> [RECORD EXCERPTS]:
## begin

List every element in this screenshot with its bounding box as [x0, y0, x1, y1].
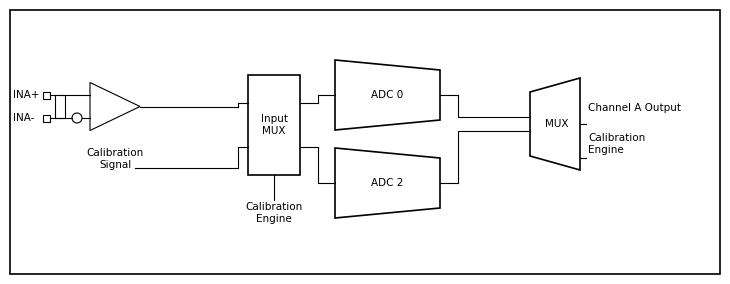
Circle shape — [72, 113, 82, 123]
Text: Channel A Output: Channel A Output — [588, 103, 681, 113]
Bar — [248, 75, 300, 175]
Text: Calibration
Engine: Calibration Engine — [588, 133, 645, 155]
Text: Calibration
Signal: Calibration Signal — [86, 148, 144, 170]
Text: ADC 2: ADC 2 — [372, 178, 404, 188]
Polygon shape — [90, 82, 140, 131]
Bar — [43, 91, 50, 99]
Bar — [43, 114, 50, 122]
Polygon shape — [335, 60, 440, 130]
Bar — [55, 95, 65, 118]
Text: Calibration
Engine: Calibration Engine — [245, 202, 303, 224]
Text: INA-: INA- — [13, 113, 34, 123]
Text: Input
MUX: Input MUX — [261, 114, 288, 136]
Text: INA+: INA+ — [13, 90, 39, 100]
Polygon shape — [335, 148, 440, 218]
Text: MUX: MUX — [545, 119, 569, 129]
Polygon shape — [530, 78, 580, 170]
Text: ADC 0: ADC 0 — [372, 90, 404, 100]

## end
## begin

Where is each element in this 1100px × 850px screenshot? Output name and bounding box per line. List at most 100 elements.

## end

> [WORK TO BE COMPLETED]: Copy the records word for word, starting with the line that contains "List every element" and going on through the line that contains "Text: ADC 0: ADC 0 — [372, 90, 404, 100]", and leave the pictures out of your answer.

> [SOLUTION]:
List every element in this screenshot with its bounding box as [x0, y0, x1, y1].
Circle shape — [72, 113, 82, 123]
Text: Channel A Output: Channel A Output — [588, 103, 681, 113]
Bar — [248, 75, 300, 175]
Text: Calibration
Engine: Calibration Engine — [588, 133, 645, 155]
Text: Calibration
Signal: Calibration Signal — [86, 148, 144, 170]
Text: ADC 2: ADC 2 — [372, 178, 404, 188]
Polygon shape — [90, 82, 140, 131]
Bar — [43, 91, 50, 99]
Bar — [43, 114, 50, 122]
Polygon shape — [335, 60, 440, 130]
Bar — [55, 95, 65, 118]
Text: Calibration
Engine: Calibration Engine — [245, 202, 303, 224]
Text: INA-: INA- — [13, 113, 34, 123]
Text: Input
MUX: Input MUX — [261, 114, 288, 136]
Text: INA+: INA+ — [13, 90, 39, 100]
Polygon shape — [335, 148, 440, 218]
Text: MUX: MUX — [545, 119, 569, 129]
Polygon shape — [530, 78, 580, 170]
Text: ADC 0: ADC 0 — [372, 90, 404, 100]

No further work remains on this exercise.